Region and label listings
────────────────────
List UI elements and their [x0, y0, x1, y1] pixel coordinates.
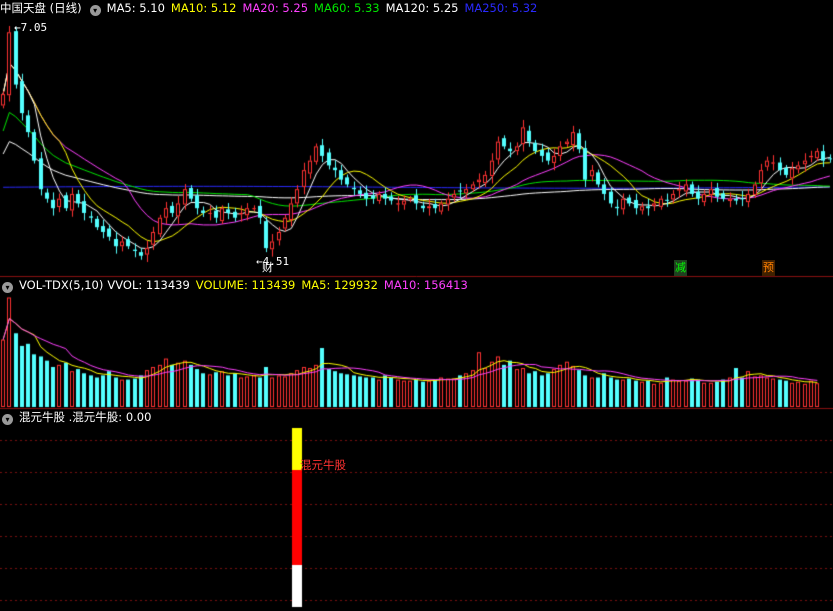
- signal-label: 混元牛股: [300, 458, 346, 472]
- volume-title: VOL-TDX(5,10): [19, 278, 104, 292]
- price-panel-header: 中国天盘 (日线) ▾ MA5: 5.10 MA10: 5.12 MA20: 5.25 M…: [0, 0, 549, 16]
- vol-legend-item: VVOL: 113439: [107, 278, 190, 292]
- volume-legend: VVOL: 113439 VOLUME: 113439 MA5: 129932 MA1…: [107, 278, 473, 292]
- ma-legend-item: MA20: 5.25: [242, 1, 309, 15]
- event-marker[interactable]: 减: [674, 260, 687, 276]
- stock-chart-canvas[interactable]: [0, 0, 833, 611]
- vol-legend-item: VOLUME: 113439: [195, 278, 296, 292]
- high-price-label: ←7.05: [14, 21, 48, 34]
- ma-legend-item: MA250: 5.32: [464, 1, 538, 15]
- volume-settings-circle-icon[interactable]: ▾: [2, 282, 13, 293]
- event-marker[interactable]: 预: [762, 260, 775, 276]
- ma-legend: MA5: 5.10 MA10: 5.12 MA20: 5.25 MA60: 5.33 M…: [107, 1, 544, 15]
- volume-panel-header: ▾ VOL-TDX(5,10) VVOL: 113439 VOLUME: 113439…: [0, 277, 480, 293]
- indicator-title: 混元牛股 .混元牛股: 0.00: [19, 410, 152, 424]
- indicator-panel-header: ▾ 混元牛股 .混元牛股: 0.00: [0, 409, 157, 425]
- vol-legend-item: MA5: 129932: [301, 278, 378, 292]
- settings-circle-icon[interactable]: ▾: [89, 5, 101, 16]
- ma-legend-item: MA10: 5.12: [170, 1, 237, 15]
- ma-legend-item: MA5: 5.10: [106, 1, 165, 15]
- vol-legend-item: MA10: 156413: [383, 278, 468, 292]
- event-marker[interactable]: 财: [261, 260, 274, 276]
- ma-legend-item: MA60: 5.33: [314, 1, 380, 15]
- chart-title: 中国天盘 (日线): [0, 1, 82, 15]
- indicator-settings-circle-icon[interactable]: ▾: [2, 414, 13, 425]
- ma-legend-item: MA120: 5.25: [385, 1, 459, 15]
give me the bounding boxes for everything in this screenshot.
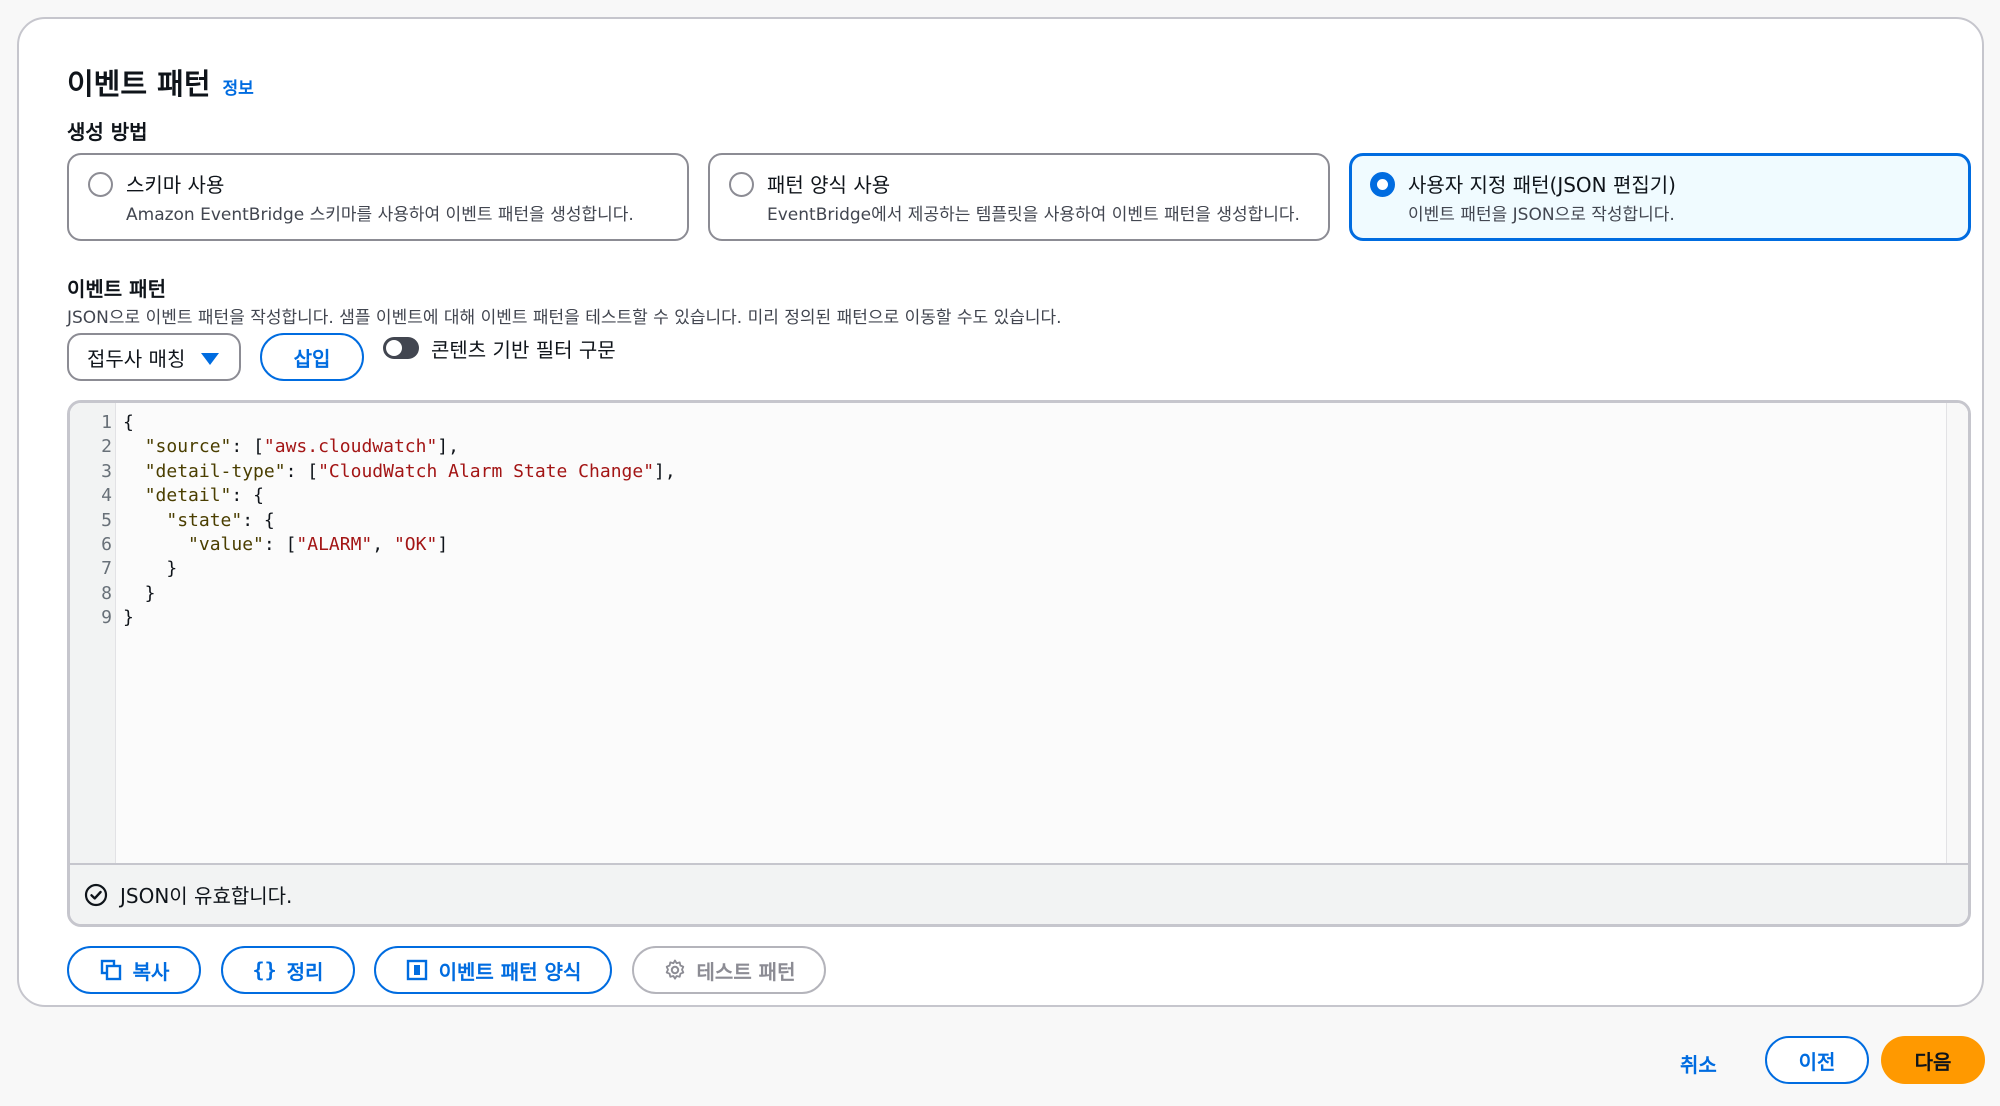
copy-button[interactable]: 복사 — [67, 946, 201, 994]
content-filter-toggle[interactable] — [383, 337, 419, 359]
event-pattern-description: JSON으로 이벤트 패턴을 작성합니다. 샘플 이벤트에 대해 이벤트 패턴을… — [67, 308, 1062, 328]
tile-custom-pattern[interactable]: 사용자 지정 패턴(JSON 편집기) 이벤트 패턴을 JSON으로 작성합니다… — [1349, 153, 1971, 241]
panel-header: 이벤트 패턴 정보 — [67, 61, 254, 103]
cancel-button[interactable]: 취소 — [1680, 1049, 1717, 1078]
line-gutter: 1 23 45 678 9 — [70, 403, 116, 863]
tile-custom-pattern-description: 이벤트 패턴을 JSON으로 작성합니다. — [1408, 205, 1675, 225]
dropdown-value: 접두사 매칭 — [87, 346, 186, 371]
radio-custom-pattern[interactable] — [1370, 172, 1395, 197]
json-string: "ALARM" — [296, 534, 373, 556]
creation-method-tiles: 스키마 사용 Amazon EventBridge 스키마를 사용하여 이벤트 … — [67, 153, 1971, 241]
pattern-form-button[interactable]: 이벤트 패턴 양식 — [374, 946, 612, 994]
tile-pattern-form[interactable]: 패턴 양식 사용 EventBridge에서 제공하는 템플릿을 사용하여 이벤… — [708, 153, 1330, 241]
copy-icon — [100, 959, 121, 981]
line-number: 1 — [101, 412, 112, 433]
form-icon — [406, 959, 427, 981]
json-editor: 1 23 45 678 9 { "source": ["aws.cloudwatch"]… — [67, 400, 1971, 927]
tile-custom-pattern-title: 사용자 지정 패턴(JSON 편집기) — [1408, 173, 1676, 197]
json-key: "source" — [144, 436, 232, 458]
code-line: "detail-type": ["CloudWatch Alarm State … — [144, 460, 676, 482]
caret-down-icon — [201, 353, 219, 365]
tile-pattern-form-description: EventBridge에서 제공하는 템플릿을 사용하여 이벤트 패턴을 생성합… — [767, 205, 1300, 225]
test-pattern-button[interactable]: 테스트 패턴 — [632, 946, 826, 994]
gear-icon — [665, 959, 684, 980]
match-type-dropdown[interactable]: 접두사 매칭 — [67, 333, 241, 381]
tile-schema[interactable]: 스키마 사용 Amazon EventBridge 스키마를 사용하여 이벤트 … — [67, 153, 689, 241]
line-number: 6 — [101, 534, 112, 556]
code-line: } — [123, 582, 156, 604]
code-content[interactable]: { "source": ["aws.cloudwatch"], "detail-… — [123, 411, 676, 631]
creation-method-label: 생성 방법 — [67, 120, 148, 144]
event-pattern-label: 이벤트 패턴 — [67, 277, 166, 301]
pattern-form-label: 이벤트 패턴 양식 — [438, 959, 582, 984]
code-line: } — [123, 607, 134, 629]
code-line: { — [123, 412, 134, 433]
line-numbers: 1 23 45 678 9 — [70, 411, 112, 631]
code-line: "source": ["aws.cloudwatch"], — [144, 436, 459, 458]
event-pattern-panel: 이벤트 패턴 정보 생성 방법 스키마 사용 Amazon EventBridg… — [17, 17, 1984, 1007]
json-key: "detail" — [144, 485, 232, 507]
line-number: 3 — [101, 460, 112, 482]
json-key: "detail-type" — [144, 460, 286, 482]
insert-button[interactable]: 삽입 — [260, 333, 364, 381]
toggle-label: 콘텐츠 기반 필터 구문 — [431, 338, 616, 362]
line-number: 4 — [101, 485, 112, 507]
braces-icon: {} — [252, 958, 277, 982]
check-circle-icon — [84, 883, 108, 906]
tile-schema-description: Amazon EventBridge 스키마를 사용하여 이벤트 패턴을 생성합… — [126, 205, 634, 225]
editor-scrollbar[interactable] — [1946, 403, 1968, 863]
json-string: "CloudWatch Alarm State Change" — [318, 460, 655, 482]
tile-schema-title: 스키마 사용 — [126, 173, 225, 197]
validation-status: JSON이 유효합니다. — [70, 863, 1968, 924]
json-string: "aws.cloudwatch" — [263, 436, 438, 458]
copy-label: 복사 — [132, 959, 170, 984]
code-line: "detail": { — [144, 485, 264, 507]
code-line: "state": { — [166, 509, 275, 531]
json-key: "state" — [166, 509, 243, 531]
line-number: 2 — [101, 436, 112, 458]
line-number: 7 — [101, 558, 112, 580]
code-area[interactable]: 1 23 45 678 9 { "source": ["aws.cloudwatch"]… — [70, 403, 1968, 863]
toggle-knob — [386, 340, 402, 356]
next-button[interactable]: 다음 — [1881, 1036, 1985, 1084]
format-label: 정리 — [286, 959, 324, 984]
test-pattern-label: 테스트 패턴 — [696, 959, 796, 984]
radio-schema[interactable] — [88, 172, 113, 197]
tile-pattern-form-title: 패턴 양식 사용 — [767, 173, 891, 197]
radio-pattern-form[interactable] — [729, 172, 754, 197]
line-number: 5 — [101, 509, 112, 531]
code-line: } — [123, 558, 178, 580]
json-key: "value" — [188, 534, 264, 556]
validation-text: JSON이 유효합니다. — [120, 884, 293, 908]
format-button[interactable]: {} 정리 — [221, 946, 355, 994]
line-number: 9 — [101, 607, 112, 629]
previous-button[interactable]: 이전 — [1765, 1036, 1869, 1084]
page-title: 이벤트 패턴 — [67, 67, 211, 101]
json-string: "OK" — [393, 534, 438, 556]
code-line: "value": ["ALARM", "OK"] — [188, 534, 449, 556]
line-number: 8 — [101, 582, 112, 604]
info-link[interactable]: 정보 — [223, 74, 254, 99]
────────────────────
→ Written problem
Copy out the lines in the records starting with the one that contains "copy-button[interactable]: 복사 —" and ending with the one that contains "event-pattern-description: JSON으로 이벤트", including both.

→ Expected output
copy-button[interactable]: 복사 — [67, 946, 201, 994]
content-filter-toggle[interactable] — [383, 337, 419, 359]
event-pattern-description: JSON으로 이벤트 패턴을 작성합니다. 샘플 이벤트에 대해 이벤트 패턴을… — [67, 308, 1062, 328]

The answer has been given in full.